# WHAT THE EXERCISE ASKS
Copy the rows verbatim, starting at the first row and stopping after the row that contains "annotation-epoxide-line2: feature xyxy=(929,536,1058,579)".

# SUPPLIED MATERIAL
===============

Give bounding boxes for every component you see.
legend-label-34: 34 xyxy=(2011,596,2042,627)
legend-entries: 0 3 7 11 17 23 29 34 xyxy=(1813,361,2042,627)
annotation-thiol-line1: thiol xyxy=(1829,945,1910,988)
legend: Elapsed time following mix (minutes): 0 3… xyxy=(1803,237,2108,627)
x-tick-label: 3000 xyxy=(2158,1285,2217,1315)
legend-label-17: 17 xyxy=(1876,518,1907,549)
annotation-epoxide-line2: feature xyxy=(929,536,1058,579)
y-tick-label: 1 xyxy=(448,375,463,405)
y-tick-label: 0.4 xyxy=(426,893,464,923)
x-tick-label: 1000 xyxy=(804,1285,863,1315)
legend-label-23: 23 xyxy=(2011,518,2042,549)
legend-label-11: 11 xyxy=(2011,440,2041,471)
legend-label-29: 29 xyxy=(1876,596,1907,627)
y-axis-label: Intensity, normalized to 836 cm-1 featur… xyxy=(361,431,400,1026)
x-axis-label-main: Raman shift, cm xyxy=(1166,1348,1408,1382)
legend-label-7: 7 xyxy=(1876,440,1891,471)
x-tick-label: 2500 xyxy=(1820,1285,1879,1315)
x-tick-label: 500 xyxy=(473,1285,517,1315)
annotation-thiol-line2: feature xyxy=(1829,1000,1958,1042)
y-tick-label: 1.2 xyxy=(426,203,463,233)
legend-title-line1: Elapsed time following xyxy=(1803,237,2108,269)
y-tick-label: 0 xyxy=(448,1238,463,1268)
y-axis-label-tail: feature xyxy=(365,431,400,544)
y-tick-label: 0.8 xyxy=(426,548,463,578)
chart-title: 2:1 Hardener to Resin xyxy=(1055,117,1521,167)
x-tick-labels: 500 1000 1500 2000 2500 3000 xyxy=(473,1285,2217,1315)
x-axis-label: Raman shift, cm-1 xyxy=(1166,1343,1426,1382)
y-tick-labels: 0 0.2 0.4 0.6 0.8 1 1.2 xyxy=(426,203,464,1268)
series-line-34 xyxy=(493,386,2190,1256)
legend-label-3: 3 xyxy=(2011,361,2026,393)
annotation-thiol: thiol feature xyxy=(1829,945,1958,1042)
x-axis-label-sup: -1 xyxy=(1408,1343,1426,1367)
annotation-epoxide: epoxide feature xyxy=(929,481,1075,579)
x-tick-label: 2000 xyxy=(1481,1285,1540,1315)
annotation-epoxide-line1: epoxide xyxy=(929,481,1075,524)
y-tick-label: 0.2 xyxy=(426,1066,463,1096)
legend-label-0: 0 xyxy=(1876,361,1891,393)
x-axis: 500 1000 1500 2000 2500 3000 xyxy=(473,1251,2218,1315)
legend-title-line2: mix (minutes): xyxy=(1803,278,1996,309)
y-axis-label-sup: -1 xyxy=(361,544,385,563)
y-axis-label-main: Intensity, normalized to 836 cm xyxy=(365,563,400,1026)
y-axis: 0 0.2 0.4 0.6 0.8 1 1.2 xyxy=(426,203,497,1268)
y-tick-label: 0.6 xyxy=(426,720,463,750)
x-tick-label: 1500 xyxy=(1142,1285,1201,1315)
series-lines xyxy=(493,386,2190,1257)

===============

# WRITTEN ANSWER
Give bounding boxes for every component you see.
legend-label-34: 34 xyxy=(2011,596,2042,627)
legend-entries: 0 3 7 11 17 23 29 34 xyxy=(1813,361,2042,627)
annotation-thiol-line1: thiol xyxy=(1829,945,1910,988)
legend: Elapsed time following mix (minutes): 0 3… xyxy=(1803,237,2108,627)
x-tick-label: 3000 xyxy=(2158,1285,2217,1315)
legend-label-17: 17 xyxy=(1876,518,1907,549)
annotation-epoxide-line2: feature xyxy=(929,536,1058,579)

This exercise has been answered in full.